Directions » Transcribe each record below word for word.

── Excerpted data

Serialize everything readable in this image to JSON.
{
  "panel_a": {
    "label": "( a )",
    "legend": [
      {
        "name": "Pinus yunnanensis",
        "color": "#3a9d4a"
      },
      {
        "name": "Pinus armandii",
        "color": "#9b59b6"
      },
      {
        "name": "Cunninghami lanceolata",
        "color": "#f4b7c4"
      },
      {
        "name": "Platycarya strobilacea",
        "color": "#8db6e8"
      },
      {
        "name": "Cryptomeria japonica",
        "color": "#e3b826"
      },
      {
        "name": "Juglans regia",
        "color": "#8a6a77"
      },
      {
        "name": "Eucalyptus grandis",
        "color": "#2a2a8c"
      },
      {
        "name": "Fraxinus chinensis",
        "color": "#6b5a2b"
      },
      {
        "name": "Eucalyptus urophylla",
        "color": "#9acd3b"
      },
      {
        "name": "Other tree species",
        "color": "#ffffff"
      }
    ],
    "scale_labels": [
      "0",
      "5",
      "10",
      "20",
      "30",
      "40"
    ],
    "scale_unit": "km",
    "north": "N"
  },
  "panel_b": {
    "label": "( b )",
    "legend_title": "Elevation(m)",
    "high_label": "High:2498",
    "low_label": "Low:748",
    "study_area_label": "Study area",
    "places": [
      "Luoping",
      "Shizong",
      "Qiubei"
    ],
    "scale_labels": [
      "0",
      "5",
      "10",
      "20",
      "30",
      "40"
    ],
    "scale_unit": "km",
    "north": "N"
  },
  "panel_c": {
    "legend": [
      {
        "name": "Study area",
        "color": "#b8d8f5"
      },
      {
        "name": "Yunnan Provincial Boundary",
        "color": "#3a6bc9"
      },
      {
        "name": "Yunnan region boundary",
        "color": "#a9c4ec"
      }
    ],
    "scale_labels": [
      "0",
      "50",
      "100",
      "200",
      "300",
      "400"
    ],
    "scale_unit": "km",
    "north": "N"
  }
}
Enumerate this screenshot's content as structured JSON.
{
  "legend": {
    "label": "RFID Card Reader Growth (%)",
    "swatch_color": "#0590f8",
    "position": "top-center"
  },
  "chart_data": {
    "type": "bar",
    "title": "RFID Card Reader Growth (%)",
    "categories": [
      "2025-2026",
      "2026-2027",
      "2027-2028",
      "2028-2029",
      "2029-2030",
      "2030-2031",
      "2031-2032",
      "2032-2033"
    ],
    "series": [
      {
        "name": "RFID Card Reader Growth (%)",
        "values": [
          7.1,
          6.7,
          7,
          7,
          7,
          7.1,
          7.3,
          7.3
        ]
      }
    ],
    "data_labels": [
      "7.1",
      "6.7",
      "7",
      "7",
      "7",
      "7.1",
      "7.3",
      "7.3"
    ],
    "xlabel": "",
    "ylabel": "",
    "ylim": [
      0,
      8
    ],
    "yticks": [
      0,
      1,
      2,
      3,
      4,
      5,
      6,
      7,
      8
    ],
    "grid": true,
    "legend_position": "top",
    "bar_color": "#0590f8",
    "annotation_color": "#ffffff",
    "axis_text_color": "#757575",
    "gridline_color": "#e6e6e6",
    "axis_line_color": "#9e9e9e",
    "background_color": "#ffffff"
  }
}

────

Result of this task »
Serialize everything readable in this image to JSON.
{
  "panel_a": {
    "label": "( a )",
    "legend": [
      {
        "name": "Pinus yunnanensis",
        "color": "#3a9d4a"
      },
      {
        "name": "Pinus armandii",
        "color": "#9b59b6"
      },
      {
        "name": "Cunninghami lanceolata",
        "color": "#f4b7c4"
      },
      {
        "name": "Platycarya strobilacea",
        "color": "#8db6e8"
      },
      {
        "name": "Cryptomeria japonica",
        "color": "#e3b826"
      },
      {
        "name": "Juglans regia",
        "color": "#8a6a77"
      },
      {
        "name": "Eucalyptus grandis",
        "color": "#2a2a8c"
      },
      {
        "name": "Fraxinus chinensis",
        "color": "#6b5a2b"
      },
      {
        "name": "Eucalyptus urophylla",
        "color": "#9acd3b"
      },
      {
        "name": "Other tree species",
        "color": "#ffffff"
      }
    ],
    "scale_labels": [
      "0",
      "5",
      "10",
      "20",
      "30",
      "40"
    ],
    "scale_unit": "km",
    "north": "N"
  },
  "panel_b": {
    "label": "( b )",
    "legend_title": "Elevation(m)",
    "high_label": "High:2498",
    "low_label": "Low:748",
    "study_area_label": "Study area",
    "places": [
      "Luoping",
      "Shizong",
      "Qiubei"
    ],
    "scale_labels": [
      "0",
      "5",
      "10",
      "20",
      "30",
      "40"
    ],
    "scale_unit": "km",
    "north": "N"
  },
  "panel_c": {
    "legend": [
      {
        "name": "Study area",
        "color": "#b8d8f5"
      },
      {
        "name": "Yunnan Provincial Boundary",
        "color": "#3a6bc9"
      },
      {
        "name": "Yunnan region boundary",
        "color": "#a9c4ec"
      }
    ],
    "scale_labels": [
      "0",
      "50",
      "100",
      "200",
      "300",
      "400"
    ],
    "scale_unit": "km",
    "north": "N"
  }
}
Enumerate this screenshot's content as structured JSON.
{
  "legend": {
    "label": "RFID Card Reader Growth (%)",
    "swatch_color": "#0590f8",
    "position": "top-center"
  },
  "chart_data": {
    "type": "bar",
    "title": "RFID Card Reader Growth (%)",
    "categories": [
      "2025-2026",
      "2026-2027",
      "2027-2028",
      "2028-2029",
      "2029-2030",
      "2030-2031",
      "2031-2032",
      "2032-2033"
    ],
    "series": [
      {
        "name": "RFID Card Reader Growth (%)",
        "values": [
          7.1,
          6.7,
          7,
          7,
          7,
          7.1,
          7.3,
          7.3
        ]
      }
    ],
    "data_labels": [
      "7.1",
      "6.7",
      "7",
      "7",
      "7",
      "7.1",
      "7.3",
      "7.3"
    ],
    "xlabel": "",
    "ylabel": "",
    "ylim": [
      0,
      8
    ],
    "yticks": [
      0,
      1,
      2,
      3,
      4,
      5,
      6,
      7,
      8
    ],
    "grid": true,
    "legend_position": "top",
    "bar_color": "#0590f8",
    "annotation_color": "#ffffff",
    "axis_text_color": "#757575",
    "gridline_color": "#e6e6e6",
    "axis_line_color": "#9e9e9e",
    "background_color": "#ffffff"
  }
}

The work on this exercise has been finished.